» Provided data:

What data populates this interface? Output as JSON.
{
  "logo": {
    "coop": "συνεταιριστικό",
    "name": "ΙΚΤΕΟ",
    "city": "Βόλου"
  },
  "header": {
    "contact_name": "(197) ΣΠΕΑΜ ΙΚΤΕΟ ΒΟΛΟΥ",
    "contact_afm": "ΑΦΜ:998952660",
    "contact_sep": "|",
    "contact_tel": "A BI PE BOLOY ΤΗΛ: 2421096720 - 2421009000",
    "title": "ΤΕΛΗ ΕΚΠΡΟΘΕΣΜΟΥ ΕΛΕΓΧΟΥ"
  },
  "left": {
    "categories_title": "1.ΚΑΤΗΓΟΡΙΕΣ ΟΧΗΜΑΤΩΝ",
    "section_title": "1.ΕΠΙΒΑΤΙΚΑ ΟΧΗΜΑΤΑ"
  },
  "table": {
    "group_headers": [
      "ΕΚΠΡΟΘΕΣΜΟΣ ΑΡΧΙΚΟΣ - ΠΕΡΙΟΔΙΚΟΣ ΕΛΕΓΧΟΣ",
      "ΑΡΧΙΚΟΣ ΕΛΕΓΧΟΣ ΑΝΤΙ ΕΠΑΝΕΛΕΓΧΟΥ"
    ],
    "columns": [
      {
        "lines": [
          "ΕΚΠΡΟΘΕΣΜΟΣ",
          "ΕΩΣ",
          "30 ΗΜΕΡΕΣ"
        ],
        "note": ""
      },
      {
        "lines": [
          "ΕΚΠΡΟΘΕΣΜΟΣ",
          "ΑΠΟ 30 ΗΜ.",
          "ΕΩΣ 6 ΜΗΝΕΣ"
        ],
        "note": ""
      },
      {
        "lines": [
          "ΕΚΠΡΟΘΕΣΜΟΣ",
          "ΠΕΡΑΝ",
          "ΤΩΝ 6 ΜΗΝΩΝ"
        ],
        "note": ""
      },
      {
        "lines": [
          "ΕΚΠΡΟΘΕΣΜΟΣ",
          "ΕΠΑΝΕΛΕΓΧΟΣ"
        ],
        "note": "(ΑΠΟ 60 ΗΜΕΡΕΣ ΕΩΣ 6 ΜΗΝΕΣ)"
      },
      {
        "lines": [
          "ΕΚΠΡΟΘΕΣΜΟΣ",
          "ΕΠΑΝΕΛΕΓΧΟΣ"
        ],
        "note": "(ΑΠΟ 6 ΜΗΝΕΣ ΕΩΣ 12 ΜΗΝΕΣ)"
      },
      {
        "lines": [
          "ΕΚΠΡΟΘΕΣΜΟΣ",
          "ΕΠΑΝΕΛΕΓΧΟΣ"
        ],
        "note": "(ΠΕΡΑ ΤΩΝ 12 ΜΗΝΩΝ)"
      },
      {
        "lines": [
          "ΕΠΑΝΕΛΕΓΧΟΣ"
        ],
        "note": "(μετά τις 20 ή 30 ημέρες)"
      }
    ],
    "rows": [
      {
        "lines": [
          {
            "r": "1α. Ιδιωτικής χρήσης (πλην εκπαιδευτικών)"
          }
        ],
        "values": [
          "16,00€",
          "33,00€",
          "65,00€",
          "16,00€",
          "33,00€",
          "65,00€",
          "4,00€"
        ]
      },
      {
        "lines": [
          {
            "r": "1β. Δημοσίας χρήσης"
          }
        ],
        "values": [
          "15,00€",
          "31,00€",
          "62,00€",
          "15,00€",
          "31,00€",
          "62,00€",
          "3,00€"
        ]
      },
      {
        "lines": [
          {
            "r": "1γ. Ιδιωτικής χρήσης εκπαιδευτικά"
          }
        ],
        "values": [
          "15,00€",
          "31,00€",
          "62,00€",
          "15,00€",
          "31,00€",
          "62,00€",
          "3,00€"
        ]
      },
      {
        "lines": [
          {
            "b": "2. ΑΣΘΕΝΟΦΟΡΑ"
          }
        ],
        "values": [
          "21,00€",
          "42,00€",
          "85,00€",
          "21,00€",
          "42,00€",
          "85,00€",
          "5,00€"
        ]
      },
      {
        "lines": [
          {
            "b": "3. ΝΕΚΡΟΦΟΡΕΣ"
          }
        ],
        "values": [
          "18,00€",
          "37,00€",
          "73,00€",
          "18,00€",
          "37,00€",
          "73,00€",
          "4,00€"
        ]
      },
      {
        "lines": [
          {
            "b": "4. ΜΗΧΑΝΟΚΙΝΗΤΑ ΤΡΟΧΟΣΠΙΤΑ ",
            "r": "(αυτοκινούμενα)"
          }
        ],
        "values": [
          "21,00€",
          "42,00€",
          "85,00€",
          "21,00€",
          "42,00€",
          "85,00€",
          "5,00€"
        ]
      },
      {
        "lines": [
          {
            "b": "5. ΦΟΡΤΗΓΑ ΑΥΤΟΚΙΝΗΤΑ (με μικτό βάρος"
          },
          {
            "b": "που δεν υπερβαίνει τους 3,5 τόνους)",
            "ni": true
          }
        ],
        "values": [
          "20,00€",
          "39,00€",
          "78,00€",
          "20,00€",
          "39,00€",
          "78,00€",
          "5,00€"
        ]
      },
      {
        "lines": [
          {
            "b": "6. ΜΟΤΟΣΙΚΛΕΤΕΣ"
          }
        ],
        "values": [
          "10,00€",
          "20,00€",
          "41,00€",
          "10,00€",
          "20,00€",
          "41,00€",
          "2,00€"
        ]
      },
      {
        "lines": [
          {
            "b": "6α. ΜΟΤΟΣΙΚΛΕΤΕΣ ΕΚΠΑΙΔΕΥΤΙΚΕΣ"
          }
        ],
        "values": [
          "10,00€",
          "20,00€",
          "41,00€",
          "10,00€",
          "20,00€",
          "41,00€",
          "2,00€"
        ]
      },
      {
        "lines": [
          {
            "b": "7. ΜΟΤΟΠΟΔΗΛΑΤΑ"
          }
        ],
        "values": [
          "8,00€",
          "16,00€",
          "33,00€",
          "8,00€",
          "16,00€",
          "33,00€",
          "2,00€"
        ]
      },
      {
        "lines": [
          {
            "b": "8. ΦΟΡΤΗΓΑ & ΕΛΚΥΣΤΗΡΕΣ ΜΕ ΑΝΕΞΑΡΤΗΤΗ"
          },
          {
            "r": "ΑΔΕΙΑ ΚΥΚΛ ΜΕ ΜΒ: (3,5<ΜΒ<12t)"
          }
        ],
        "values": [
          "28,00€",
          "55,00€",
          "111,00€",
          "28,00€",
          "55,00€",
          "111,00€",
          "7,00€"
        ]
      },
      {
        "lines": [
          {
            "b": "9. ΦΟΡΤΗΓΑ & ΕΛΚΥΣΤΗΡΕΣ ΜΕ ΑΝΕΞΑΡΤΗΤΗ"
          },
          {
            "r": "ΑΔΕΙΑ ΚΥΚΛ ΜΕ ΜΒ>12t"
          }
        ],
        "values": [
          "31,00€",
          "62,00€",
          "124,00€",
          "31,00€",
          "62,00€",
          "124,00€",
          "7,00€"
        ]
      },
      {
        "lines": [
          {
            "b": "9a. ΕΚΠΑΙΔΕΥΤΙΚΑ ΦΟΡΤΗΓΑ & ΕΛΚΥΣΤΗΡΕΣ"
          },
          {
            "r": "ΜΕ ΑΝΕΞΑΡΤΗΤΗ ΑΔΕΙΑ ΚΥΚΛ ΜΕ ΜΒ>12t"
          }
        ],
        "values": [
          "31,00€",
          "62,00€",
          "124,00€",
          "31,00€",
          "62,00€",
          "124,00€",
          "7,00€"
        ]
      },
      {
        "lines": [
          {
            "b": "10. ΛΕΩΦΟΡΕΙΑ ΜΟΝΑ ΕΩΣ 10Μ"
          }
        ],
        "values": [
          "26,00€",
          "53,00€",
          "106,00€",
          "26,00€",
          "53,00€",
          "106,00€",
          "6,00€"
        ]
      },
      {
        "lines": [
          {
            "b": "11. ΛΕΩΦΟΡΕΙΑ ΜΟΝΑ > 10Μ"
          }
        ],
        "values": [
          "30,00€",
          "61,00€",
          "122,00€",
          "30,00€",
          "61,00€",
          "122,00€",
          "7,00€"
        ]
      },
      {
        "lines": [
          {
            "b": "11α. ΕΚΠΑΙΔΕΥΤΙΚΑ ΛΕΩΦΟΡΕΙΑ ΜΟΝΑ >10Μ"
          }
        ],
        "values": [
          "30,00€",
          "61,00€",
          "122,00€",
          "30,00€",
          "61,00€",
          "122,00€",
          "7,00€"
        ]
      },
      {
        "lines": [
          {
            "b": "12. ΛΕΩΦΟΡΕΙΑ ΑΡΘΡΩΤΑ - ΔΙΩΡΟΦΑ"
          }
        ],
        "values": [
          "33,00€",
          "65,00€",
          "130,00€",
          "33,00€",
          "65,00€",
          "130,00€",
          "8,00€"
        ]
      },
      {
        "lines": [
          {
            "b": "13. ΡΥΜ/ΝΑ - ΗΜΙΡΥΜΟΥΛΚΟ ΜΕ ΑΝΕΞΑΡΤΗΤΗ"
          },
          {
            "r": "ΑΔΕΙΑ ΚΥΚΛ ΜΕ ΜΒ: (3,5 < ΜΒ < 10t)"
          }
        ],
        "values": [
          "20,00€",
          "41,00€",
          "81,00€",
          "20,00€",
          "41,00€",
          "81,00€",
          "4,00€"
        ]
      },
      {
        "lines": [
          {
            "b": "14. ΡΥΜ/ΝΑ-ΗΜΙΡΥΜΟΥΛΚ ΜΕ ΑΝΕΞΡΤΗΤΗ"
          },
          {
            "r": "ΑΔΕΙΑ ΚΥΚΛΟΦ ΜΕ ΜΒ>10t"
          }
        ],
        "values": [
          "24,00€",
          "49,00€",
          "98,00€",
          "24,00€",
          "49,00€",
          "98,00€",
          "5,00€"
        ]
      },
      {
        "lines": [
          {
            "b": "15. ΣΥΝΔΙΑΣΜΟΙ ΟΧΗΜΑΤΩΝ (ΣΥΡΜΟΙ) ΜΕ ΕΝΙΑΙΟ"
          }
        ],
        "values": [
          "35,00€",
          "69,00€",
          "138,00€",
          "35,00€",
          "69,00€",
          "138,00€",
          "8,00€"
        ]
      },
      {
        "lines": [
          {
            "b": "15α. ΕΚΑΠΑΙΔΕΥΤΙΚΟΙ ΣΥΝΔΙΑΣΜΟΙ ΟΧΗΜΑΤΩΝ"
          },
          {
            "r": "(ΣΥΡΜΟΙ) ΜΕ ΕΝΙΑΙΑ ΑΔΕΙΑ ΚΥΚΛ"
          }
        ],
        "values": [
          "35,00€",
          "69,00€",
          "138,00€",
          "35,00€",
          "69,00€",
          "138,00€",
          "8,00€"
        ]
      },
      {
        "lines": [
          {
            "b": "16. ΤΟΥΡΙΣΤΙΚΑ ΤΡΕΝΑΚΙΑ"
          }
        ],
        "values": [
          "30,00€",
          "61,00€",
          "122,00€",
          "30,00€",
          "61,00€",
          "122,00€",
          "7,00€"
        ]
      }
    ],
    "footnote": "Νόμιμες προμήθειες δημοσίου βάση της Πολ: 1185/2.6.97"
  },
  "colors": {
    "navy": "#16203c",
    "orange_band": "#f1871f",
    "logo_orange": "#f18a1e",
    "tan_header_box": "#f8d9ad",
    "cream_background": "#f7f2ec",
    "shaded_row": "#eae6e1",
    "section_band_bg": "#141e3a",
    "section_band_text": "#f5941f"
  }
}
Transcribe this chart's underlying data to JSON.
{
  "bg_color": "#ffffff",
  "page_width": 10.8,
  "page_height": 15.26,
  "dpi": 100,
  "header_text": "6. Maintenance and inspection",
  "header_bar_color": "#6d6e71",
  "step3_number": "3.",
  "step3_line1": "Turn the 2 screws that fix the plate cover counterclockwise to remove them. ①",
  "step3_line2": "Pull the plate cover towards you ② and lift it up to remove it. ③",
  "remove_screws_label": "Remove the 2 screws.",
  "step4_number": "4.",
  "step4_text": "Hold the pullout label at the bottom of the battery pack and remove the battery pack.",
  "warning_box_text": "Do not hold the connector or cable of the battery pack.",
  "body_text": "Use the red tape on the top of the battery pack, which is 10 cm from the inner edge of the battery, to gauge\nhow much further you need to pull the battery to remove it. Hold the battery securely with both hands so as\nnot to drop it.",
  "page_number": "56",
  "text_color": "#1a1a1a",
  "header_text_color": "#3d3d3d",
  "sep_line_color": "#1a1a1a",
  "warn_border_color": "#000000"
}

» Task goal: Where a line of the records above holds the word "ΜΟΝΑ", copy that line.

» Result for this task:
            "b": "10. ΛΕΩΦΟΡΕΙΑ ΜΟΝΑ ΕΩΣ 10Μ"
            "b": "11. ΛΕΩΦΟΡΕΙΑ ΜΟΝΑ > 10Μ"
            "b": "11α. ΕΚΠΑΙΔΕΥΤΙΚΑ ΛΕΩΦΟΡΕΙΑ ΜΟΝΑ >10Μ"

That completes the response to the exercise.